## Provided passage
_ _ _ _

But of course, after finishing the game and talking to my peers about the ending, questions do arise out of certain lines of thought. I’m actually fine with the bigger picture of the ending, but when taken by itself, it is sure to nag away at people like like an evil monkey in the closet. What bugged me most was one particularly cut in viewpoint.
Many people complain about the lack of closure on other issues such as the other races, but as I said before, I’m fine with how the ending portrayed Shepard’s final sacrifice. But we then see Joker manically piloting the Normandy ahead of a the explosion Shepard triggered in his final choice. There are several leaps such as what Joker is even doing piloting ahead of the explosion when he was supposed to be with the fleet, what are some of the team mates who accompanied me to Earth doing on the Normandy, and why the explosion is even implied to be dangerous at all, as it forces the Normandy to crash land on a mysterious planet.
Why is it that the soldiers on Earth are obviously fine when the explosion envelopes them, doing whatever it is you chose the explosion to do to answer the Reaper threat, and yet the Normandy is shown to be visibly be torn apart by its force? I’d dare to venture that I wouldn’t question the ending nearly as much if the scene involving Joker and the Normandy wasn’t even in there in the first place.
Regardless of how you view the ending or what direction Bioware takes their upcoming DLC of ME3, this mission, this moment, forever left Shepard’s mark for both the game’s canon and for all gamers who took part in this trilogy.
I’ve been led to believe that the most hardcore fans of Mass Effect are the ones who are especially disappointed by the ending of ME3. Some decided to spite Bioware’s approach by donating to charity while others have even filed lawsuits. I’ve always considered myself a fan of Mass Effect and this ending hasn’t soured my appreciation of the game one bit. I’m the kind of fan who obsessively reads not just the Codecs but also the wiki for all the background information, context, and history behind every single bit of lore. I have an opinion on every single character in the game, have formed loyalties to classic favorites (Tali, Legion, Grunt), and urge any friends of mine who ask questions about the series to just try it, if possible from the first Mass Effect, which is an absolutely ludicrous suggestion by today’s standards in design.
Mass Effect 2 is a fine starting point and ME1‘s combat seems antiquated at this point. But still, the lore starts there and you won’t understand the love of certain characters such as the vaguely Eastern-European sounding Tali with his mysterious bio-suit, the disillusioned police officer Garrus, or the straight shooting but honorable Wrex who has an earnest dream to save his stray people.
In the bigger picture, Mass Effect 3 was an incredible end to the trilogy. At first, I typed out, “couldn’t have been a better end to the trilogy.” There is definitely room for improvement. But taking the entire trilogy, I can’t help but think this must be how people before me felt when they witnessed the end of the Star Wars trilogy. Regardless of how you feel about the ending, it is still the end of a truly incredible and ambitious story.

_ _ _ _

## Data supplied
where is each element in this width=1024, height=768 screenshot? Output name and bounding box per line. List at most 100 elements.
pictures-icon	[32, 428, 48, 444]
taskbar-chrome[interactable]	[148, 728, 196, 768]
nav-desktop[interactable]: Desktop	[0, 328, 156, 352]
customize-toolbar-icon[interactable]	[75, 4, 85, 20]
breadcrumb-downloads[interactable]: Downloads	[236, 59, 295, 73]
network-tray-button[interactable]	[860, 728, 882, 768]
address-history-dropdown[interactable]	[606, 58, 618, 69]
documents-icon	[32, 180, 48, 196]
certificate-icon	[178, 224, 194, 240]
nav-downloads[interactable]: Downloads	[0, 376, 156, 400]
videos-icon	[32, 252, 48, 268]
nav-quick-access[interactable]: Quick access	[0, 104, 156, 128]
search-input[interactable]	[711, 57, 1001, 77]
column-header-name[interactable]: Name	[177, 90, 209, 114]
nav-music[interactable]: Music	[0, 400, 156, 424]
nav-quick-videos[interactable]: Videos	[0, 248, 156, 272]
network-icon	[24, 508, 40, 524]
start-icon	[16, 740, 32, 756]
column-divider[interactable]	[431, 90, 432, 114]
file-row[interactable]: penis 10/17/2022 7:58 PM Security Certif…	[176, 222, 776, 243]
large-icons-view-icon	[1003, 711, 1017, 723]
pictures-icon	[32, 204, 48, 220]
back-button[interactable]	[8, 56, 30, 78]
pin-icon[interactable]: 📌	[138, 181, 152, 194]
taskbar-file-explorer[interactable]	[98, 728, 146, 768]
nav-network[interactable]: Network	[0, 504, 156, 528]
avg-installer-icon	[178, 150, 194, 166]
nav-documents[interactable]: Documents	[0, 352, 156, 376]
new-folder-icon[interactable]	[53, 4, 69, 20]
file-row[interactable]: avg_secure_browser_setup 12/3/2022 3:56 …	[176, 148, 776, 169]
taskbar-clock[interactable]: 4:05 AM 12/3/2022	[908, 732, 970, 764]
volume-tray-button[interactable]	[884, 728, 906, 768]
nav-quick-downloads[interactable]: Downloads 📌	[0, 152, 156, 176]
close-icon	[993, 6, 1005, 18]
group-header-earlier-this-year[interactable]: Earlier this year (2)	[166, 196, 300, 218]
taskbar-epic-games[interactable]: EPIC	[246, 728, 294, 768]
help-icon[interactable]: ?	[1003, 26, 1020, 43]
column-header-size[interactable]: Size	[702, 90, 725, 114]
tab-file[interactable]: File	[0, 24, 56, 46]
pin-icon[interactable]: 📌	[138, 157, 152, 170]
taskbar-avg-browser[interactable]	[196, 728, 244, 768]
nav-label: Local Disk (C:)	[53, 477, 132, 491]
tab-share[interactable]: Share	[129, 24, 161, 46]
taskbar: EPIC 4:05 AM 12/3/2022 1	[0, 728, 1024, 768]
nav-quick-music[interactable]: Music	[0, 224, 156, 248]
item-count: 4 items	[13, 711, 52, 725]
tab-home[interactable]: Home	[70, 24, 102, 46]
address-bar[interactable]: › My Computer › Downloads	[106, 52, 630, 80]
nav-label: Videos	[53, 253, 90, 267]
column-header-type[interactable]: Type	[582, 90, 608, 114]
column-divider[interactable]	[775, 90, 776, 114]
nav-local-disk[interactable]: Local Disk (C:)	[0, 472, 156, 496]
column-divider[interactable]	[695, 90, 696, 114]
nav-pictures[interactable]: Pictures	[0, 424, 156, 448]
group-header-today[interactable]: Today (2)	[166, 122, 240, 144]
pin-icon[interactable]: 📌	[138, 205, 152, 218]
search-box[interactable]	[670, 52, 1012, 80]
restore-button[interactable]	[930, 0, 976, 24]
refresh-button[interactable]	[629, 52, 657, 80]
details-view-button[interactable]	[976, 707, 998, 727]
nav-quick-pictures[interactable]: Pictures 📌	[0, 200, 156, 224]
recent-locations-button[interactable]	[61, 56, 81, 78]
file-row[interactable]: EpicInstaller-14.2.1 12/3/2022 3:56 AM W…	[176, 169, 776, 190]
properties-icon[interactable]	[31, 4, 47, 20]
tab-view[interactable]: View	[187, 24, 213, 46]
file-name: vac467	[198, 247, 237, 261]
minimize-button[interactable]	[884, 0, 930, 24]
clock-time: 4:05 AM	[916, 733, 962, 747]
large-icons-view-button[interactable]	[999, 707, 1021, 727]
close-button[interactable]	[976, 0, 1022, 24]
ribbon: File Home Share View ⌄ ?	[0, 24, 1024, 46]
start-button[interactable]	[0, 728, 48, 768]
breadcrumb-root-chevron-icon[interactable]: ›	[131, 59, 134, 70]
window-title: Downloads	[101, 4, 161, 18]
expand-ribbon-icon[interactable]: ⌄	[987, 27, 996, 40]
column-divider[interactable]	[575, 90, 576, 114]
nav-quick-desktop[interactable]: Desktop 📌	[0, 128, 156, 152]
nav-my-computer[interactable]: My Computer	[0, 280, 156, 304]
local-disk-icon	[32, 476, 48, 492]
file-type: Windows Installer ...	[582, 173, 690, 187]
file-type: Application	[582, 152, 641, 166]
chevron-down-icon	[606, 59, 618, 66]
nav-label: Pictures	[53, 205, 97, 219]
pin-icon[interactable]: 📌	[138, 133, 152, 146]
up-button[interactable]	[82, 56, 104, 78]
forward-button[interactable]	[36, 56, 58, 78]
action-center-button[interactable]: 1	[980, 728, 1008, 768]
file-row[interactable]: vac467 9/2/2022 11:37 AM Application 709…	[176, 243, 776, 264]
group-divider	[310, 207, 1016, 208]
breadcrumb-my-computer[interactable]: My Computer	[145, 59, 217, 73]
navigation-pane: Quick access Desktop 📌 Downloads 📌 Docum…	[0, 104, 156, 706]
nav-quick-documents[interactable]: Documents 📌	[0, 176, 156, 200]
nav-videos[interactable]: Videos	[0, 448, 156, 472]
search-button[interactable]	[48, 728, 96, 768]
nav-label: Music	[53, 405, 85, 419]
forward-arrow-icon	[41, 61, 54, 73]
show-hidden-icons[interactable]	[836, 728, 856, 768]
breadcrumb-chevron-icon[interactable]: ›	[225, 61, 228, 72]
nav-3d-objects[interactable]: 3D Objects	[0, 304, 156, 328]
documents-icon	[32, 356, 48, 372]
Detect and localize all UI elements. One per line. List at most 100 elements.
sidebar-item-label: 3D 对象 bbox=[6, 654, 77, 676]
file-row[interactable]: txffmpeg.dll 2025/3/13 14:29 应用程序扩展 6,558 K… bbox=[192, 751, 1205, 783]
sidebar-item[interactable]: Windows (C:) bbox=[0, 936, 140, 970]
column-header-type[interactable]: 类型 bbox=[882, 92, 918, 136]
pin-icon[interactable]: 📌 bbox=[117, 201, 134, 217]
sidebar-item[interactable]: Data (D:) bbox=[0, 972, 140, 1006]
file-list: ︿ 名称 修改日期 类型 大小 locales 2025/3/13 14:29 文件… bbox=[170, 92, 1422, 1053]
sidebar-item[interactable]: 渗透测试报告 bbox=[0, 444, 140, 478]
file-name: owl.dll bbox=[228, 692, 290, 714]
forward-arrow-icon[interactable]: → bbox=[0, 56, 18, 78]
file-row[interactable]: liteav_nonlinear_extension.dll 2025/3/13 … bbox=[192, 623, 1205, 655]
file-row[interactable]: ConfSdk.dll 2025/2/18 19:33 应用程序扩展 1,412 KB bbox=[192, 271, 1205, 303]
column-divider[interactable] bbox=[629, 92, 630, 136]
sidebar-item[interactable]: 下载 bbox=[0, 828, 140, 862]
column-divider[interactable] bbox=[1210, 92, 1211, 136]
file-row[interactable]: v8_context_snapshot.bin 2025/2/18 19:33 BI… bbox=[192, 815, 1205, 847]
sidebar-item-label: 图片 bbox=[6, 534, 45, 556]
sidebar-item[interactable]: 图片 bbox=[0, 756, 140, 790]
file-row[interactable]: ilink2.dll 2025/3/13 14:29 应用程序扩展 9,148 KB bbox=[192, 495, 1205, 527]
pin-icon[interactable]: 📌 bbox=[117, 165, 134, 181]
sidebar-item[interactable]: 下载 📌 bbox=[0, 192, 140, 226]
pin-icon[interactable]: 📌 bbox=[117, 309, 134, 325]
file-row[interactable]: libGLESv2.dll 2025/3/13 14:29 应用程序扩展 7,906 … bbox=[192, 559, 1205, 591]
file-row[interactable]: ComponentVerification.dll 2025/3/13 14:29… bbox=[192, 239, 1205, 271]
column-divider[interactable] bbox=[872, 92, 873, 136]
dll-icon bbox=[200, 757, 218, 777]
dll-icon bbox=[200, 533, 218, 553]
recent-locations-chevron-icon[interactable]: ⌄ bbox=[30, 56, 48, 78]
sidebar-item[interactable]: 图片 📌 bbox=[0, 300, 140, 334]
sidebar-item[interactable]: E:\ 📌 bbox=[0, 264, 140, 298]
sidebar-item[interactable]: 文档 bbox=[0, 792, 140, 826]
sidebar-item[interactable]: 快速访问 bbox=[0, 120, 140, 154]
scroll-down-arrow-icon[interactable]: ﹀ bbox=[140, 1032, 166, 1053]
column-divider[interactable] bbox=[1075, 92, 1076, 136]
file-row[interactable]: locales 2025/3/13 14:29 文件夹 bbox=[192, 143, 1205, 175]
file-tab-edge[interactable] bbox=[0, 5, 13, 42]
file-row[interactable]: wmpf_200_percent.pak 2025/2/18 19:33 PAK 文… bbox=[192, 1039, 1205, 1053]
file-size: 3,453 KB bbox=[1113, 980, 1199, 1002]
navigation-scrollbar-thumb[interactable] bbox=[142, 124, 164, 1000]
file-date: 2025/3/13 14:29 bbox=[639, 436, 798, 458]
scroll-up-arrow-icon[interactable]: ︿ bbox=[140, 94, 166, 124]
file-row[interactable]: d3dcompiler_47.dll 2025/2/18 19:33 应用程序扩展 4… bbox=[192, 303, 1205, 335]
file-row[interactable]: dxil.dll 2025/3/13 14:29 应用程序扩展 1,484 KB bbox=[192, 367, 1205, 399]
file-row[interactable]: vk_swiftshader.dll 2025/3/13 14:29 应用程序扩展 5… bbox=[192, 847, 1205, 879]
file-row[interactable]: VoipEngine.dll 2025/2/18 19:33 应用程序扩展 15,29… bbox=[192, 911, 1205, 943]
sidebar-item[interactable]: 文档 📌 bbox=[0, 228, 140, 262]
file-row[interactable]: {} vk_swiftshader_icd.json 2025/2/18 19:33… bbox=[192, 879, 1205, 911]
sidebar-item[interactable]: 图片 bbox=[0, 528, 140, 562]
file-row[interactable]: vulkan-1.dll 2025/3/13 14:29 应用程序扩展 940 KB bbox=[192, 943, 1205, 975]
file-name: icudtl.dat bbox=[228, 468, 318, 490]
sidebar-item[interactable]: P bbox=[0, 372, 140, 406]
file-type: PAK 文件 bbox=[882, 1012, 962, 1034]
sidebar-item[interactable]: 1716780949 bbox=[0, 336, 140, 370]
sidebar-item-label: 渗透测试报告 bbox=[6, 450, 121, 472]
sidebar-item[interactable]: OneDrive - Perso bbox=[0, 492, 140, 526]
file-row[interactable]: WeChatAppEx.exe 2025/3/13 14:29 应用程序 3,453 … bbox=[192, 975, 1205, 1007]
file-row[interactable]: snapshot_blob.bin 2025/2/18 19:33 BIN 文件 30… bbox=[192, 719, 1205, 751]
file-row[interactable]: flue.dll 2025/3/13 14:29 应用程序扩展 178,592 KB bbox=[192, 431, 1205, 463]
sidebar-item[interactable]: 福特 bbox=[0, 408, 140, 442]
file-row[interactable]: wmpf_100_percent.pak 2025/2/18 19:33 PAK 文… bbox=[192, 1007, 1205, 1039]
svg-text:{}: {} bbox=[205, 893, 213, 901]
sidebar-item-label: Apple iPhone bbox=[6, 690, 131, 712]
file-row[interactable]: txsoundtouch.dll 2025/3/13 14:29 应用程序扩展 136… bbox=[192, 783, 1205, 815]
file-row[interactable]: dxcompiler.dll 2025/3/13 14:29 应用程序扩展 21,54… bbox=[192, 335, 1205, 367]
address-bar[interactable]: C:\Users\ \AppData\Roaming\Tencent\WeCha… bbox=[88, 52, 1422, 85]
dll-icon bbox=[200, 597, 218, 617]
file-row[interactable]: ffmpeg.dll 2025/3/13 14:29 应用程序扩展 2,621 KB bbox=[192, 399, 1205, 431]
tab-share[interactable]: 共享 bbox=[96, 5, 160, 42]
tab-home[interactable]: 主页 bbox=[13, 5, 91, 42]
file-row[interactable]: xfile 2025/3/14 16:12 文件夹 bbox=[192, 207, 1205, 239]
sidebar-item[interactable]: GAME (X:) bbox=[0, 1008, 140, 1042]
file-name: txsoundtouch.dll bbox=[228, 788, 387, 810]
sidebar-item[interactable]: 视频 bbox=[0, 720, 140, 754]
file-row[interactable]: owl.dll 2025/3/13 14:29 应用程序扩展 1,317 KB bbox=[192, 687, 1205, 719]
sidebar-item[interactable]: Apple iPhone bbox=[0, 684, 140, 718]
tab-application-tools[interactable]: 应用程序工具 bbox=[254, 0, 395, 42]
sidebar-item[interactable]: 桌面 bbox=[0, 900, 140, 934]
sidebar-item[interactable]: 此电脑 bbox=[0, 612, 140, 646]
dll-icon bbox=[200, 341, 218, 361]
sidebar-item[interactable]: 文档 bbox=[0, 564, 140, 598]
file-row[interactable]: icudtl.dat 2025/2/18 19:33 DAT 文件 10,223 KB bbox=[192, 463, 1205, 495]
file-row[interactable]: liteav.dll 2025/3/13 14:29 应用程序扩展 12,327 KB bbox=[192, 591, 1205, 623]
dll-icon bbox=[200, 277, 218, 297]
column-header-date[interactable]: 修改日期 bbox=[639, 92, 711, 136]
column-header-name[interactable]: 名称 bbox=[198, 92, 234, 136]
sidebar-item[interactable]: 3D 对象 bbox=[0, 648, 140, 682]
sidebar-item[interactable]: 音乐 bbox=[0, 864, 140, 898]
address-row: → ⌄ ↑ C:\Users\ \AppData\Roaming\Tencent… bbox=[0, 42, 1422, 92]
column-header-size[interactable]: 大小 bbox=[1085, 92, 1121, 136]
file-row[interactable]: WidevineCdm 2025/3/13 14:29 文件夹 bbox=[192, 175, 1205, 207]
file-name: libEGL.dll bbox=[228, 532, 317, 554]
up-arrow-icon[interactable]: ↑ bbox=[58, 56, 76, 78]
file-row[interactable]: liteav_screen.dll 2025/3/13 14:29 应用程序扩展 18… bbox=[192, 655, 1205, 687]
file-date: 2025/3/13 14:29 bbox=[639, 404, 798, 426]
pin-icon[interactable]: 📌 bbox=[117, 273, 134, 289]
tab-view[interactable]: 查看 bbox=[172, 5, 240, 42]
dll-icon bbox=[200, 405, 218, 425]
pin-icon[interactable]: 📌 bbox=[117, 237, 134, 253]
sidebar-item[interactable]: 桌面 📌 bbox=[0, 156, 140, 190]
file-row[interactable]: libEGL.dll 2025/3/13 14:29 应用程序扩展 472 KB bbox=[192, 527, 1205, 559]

_ _ _ _

## Tasks
1 > Answer the following from the Mass Effect 3 passage.
(a) Which three characters does the writer list as classic favorites?
(b) Where does the Normandy end up after the explosion forces it down?
(c) To the end of which other trilogy does the writer compare the end of Mass Effect?
2 > Reproduce the part of the Mass Effect 3 passage that begins at the words "But of course, after" and stops after the words "cut in viewpoint.".

## Results in order
1 >
(a) Tali, Legion, and Grunt.
(b) It crash lands on a mysterious planet.
(c) The Star Wars trilogy.

2 >
But of course, after finishing the game and talking to my peers about the ending, questions do arise out of certain lines of thought. I’m actually fine with the bigger picture of the ending, but when taken by itself, it is sure to nag away at people like like an evil monkey in the closet. What bugged me most was one particularly cut in viewpoint.